According to the text on Riva Bubber, what role did she play in Kyunki Saas Bhi Kabhi Bahu Thi?

## DOCUMENT EXTRACT
-- Start --

- Born: Mumbai, India
- Occupations: Model, actress
- Years active: 1996–2018

= Riva Bubber =

Indian actress

Riva Bubber is an Indian actress. After featuring in the Indian Arabic pop song Habibi Dah in 2001 Bubber made her debut as an actress with the role of Nikita in television series Kyun Hota Hai Pyarrr. Afterwards, she joined Kyunki Saas Bhi Kabhi Bahu Thi where she played the role of Damini. She is also known for her portrayal as Shabana Ghulam Haider in Beintehaa, Vimmi in Ram Milaayi Jodi and Priyamvada in Suryaputra Karn.

==Early life==
Riva Bubber was born in Mumbai, India to Ruby Bubber. She is of Punjabi descent and the youngest of three children.

-- End --

Records from a data source:

-- Start --

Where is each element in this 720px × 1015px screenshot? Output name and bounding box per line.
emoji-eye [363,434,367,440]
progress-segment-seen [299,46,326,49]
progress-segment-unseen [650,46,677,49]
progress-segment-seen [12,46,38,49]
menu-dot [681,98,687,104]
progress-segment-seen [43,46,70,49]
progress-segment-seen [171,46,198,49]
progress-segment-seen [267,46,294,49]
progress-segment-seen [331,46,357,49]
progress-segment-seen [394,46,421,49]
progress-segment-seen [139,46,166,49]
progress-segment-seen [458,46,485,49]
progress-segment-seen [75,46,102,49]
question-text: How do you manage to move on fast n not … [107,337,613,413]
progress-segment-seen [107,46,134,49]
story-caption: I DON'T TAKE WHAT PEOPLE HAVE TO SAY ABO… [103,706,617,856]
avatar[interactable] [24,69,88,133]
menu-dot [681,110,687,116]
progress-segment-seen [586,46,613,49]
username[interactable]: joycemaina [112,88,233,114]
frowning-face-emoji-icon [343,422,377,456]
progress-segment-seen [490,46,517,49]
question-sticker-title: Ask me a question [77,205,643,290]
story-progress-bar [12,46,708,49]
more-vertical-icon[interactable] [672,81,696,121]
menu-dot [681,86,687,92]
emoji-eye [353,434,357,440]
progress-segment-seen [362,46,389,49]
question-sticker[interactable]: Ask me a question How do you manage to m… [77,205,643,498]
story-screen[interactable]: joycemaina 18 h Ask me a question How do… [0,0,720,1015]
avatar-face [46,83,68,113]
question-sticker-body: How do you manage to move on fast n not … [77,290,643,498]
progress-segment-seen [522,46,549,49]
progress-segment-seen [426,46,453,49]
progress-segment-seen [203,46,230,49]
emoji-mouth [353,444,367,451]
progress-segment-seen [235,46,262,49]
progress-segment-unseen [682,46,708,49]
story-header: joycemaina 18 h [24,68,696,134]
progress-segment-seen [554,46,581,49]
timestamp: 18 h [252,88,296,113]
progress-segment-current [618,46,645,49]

-- End --

## EXPECTED ANSWER
She played the role of Damini.